* LIST OF TASKS *
A. From the turbo M3 thread, output the passage between "## HPF Chris" and "reply over here.", inclusive.
B. Does the turbo M3 thread support each statement below? Answer yes or no for each, quoting the exact words of the thread that decide it.
(i) Fabio had the car on pump mode for the auto X event.
(ii) Fabio drove his own car at the auto X.
(iii) The car has covered about 3,000 miles since the turbo was installed.

* ARTICLE *
** BEGIN **

# turbo m3



## bannerrj (Feb 26, 2007)

to all the guys that got the HPF turbo kit, I just wanted to know how the cars R holding up to all that additional HP. Did anybody take them to the track yet?


----------



## franka (Jan 23, 2006)

subscribed


----------



## HPF Chris (May 23, 2005)

bannerrj said:


> to all the guys that got the HPF turbo kit, I just wanted to know how the cars R holding up to all that additional HP. Did anybody take them to the track yet?


I don't know if any of them are members of this forum. I will ask a few of them to reply over here.

*Here are a bunch of our customer's M3 with our turbo kit. Click on each picture to see more pictures of their car and links to their posts, videos and kill stories...*

Fabio....


Josh....


Raj....


Jim....


Alvin....


Tommy....


Kevin....


Robert....


*Click on each picture to see more pictures of their car and links to their posts, videos and kill stories...*[/QUOTE]


----------



## sickbimmer (Dec 17, 2007)

bannerrj said:


> to all the guys that got the HPF turbo kit, I just wanted to know how the cars R holding up to all that additional HP. Did anybody take them to the track yet?


Hey there, Would Like to introduce myself. My Name is Fabio and I own the LSB M3 at the top of the list. Since 2 other guys with the kit have went to the drag strip(one guy ran a 11.4 @134MPH) I decided to bring mine to a auto X. It was my first time taking my e46 to a auto X so I let mt buddy drive. The car performed extremely we'll for a high HP turbo car. I had it on pump mode (417rwhp) for the event. The car has about 1300 miles since I put the turbo on and even my wife loves the way it drives. She couldn't even tell that a changed the clutch for the HPF one. I can't wait till the snow melts away so I can enjoy the car some more. If you click on the picture of my car posted by Chris, you can see the Video of my car at the Auto X.

** END **

Excerpts from a layout annotation set
** BEGIN **

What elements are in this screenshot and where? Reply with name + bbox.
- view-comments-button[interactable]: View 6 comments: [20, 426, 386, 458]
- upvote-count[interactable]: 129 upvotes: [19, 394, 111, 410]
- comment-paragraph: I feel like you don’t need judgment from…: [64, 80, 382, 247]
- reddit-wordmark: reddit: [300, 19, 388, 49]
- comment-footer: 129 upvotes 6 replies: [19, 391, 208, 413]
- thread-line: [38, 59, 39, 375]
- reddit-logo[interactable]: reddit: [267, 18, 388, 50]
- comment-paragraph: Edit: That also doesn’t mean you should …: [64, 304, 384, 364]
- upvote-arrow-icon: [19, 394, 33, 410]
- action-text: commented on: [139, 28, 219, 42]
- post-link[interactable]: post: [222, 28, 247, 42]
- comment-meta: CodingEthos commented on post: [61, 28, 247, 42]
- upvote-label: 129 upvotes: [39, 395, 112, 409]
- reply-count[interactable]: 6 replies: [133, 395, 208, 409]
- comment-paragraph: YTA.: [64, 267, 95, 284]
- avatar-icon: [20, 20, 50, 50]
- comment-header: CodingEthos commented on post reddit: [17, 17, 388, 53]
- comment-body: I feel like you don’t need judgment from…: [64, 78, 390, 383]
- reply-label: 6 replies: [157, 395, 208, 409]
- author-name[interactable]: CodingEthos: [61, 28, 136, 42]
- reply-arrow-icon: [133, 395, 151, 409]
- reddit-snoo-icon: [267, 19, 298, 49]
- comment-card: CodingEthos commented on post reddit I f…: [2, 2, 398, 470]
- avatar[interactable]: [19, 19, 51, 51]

** END **
** BEGIN **

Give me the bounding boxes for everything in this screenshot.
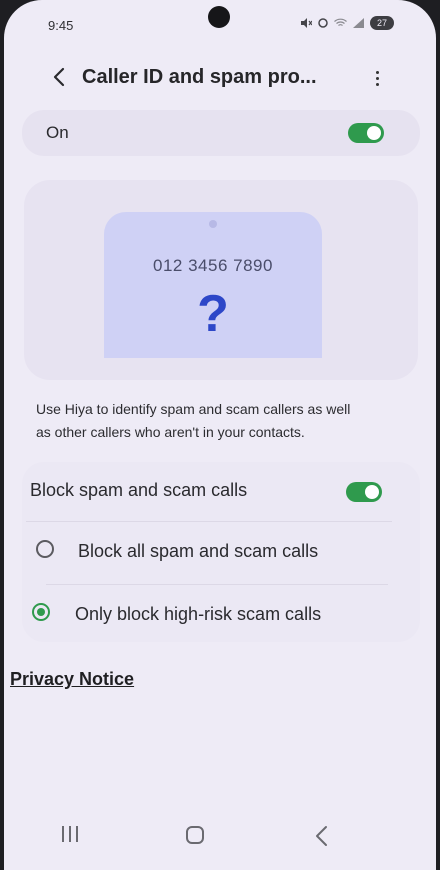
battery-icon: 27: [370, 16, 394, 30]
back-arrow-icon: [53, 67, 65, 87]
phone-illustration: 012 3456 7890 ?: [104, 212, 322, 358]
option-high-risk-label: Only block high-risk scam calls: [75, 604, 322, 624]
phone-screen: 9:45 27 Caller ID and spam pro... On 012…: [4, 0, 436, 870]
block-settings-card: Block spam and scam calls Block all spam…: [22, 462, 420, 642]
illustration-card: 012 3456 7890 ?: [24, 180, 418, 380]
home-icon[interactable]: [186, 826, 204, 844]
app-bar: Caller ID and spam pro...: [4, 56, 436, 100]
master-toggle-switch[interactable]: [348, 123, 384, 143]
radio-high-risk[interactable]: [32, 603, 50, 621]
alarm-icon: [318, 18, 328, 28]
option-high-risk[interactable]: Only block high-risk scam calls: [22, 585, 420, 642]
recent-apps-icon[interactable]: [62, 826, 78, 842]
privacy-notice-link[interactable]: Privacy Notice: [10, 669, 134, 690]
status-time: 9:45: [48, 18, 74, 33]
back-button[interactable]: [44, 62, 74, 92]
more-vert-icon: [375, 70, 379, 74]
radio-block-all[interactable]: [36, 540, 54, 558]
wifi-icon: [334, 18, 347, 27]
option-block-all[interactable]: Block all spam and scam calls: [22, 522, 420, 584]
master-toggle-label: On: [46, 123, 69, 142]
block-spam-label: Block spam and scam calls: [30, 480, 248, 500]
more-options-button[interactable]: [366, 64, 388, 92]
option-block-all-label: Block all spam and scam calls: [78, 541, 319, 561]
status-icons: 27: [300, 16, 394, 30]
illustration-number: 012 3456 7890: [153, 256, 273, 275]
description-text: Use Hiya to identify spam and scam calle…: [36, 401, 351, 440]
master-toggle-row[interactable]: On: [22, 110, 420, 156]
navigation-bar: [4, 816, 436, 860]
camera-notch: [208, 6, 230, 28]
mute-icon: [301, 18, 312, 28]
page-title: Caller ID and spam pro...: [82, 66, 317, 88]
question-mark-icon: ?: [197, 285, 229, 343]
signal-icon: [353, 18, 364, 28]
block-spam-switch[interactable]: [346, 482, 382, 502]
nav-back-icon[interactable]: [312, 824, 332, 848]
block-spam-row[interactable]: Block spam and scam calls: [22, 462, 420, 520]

** END **
** BEGIN **

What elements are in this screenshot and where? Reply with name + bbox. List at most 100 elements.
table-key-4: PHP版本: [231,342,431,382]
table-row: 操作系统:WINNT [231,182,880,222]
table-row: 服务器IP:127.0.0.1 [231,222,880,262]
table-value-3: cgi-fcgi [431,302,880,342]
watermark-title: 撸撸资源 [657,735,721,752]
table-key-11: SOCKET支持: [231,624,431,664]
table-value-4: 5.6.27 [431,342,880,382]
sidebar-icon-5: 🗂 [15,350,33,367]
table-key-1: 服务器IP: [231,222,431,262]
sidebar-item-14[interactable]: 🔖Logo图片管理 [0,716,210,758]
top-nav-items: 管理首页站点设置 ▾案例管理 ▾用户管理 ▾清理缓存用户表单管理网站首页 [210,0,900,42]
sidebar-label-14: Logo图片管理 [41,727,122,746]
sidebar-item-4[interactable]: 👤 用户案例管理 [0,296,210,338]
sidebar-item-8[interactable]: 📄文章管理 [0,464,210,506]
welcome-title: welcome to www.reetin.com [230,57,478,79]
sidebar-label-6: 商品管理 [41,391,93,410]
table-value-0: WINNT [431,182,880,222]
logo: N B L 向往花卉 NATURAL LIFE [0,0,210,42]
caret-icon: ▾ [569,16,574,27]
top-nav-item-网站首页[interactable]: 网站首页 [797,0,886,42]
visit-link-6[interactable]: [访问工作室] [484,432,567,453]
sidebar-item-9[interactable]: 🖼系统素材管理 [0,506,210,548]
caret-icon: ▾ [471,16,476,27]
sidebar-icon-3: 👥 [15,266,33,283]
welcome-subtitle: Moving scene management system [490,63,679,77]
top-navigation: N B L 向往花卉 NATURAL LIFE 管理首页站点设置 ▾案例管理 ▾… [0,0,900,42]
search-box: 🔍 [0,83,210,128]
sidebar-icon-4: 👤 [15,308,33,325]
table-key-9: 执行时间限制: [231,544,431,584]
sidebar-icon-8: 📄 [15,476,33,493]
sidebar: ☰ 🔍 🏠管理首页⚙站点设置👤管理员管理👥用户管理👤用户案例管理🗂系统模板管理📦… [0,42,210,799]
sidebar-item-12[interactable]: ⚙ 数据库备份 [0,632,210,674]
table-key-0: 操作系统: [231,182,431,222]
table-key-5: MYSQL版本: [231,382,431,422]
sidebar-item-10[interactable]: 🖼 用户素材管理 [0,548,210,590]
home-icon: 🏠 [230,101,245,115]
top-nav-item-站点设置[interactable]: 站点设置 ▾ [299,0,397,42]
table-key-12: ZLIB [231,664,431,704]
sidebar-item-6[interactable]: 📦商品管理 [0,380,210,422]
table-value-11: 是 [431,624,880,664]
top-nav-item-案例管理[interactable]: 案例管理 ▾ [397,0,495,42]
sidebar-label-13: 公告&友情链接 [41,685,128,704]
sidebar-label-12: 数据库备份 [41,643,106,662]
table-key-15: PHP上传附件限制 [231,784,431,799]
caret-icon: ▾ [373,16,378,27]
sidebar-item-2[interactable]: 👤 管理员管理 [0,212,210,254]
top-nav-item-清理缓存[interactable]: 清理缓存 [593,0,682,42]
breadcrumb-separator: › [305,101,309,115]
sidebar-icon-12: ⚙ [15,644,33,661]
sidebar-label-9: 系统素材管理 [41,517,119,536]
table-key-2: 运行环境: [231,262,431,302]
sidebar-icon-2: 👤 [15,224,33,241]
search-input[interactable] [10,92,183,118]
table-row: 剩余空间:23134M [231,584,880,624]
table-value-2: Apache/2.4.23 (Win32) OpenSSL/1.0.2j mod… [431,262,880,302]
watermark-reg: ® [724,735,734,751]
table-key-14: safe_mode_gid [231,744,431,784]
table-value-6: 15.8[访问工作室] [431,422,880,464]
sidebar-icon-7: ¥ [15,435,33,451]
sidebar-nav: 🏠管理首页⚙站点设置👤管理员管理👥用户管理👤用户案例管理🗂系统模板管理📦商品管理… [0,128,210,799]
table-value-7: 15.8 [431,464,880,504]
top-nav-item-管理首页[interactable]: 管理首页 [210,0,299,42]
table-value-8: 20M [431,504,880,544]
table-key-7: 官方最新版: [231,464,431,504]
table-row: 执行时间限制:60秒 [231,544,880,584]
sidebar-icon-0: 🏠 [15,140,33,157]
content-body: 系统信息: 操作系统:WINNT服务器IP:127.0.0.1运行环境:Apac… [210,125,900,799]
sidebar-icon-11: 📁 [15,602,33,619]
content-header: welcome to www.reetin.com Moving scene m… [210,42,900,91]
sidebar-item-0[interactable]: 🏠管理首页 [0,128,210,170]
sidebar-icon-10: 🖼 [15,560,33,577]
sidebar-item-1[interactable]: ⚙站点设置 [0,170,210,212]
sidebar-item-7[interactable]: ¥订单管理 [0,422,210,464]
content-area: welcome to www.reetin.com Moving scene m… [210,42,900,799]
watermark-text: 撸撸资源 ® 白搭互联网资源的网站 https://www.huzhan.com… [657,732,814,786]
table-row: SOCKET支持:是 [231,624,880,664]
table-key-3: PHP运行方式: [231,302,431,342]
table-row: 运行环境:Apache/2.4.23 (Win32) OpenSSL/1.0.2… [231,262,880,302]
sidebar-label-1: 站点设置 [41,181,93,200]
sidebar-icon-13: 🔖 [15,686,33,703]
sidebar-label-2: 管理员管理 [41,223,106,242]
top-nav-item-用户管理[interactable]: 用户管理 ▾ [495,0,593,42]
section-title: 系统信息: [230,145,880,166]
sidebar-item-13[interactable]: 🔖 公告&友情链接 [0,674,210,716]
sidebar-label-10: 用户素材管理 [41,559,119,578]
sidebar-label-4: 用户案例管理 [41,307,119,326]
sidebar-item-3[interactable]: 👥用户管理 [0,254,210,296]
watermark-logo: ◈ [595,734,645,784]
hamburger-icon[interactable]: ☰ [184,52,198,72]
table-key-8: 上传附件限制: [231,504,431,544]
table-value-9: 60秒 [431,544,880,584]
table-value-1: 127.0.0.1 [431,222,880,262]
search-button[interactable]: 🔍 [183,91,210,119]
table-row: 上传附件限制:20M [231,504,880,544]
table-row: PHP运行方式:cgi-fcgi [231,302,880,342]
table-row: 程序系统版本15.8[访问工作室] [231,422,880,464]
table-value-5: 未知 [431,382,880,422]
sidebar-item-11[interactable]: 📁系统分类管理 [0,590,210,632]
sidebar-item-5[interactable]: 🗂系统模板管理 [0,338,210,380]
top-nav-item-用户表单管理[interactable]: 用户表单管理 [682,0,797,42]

** END **

* RESULTS OF THE TASKS *
A.
## HPF Chris (May 23, 2005)

bannerrj said:


> to all the guys that got the HPF turbo kit, I just wanted to know how the cars R holding up to all that additional HP. Did anybody take them to the track yet?


I don't know if any of them are members of this forum. I will ask a few of them to reply over here.

B.
(i) Yes: "I had it on pump mode (417rwhp) for the event."
(ii) No: "It was my first time taking my e46 to a auto X so I let mt buddy drive."
(iii) No: "The car has about 1300 miles since I put the turbo on"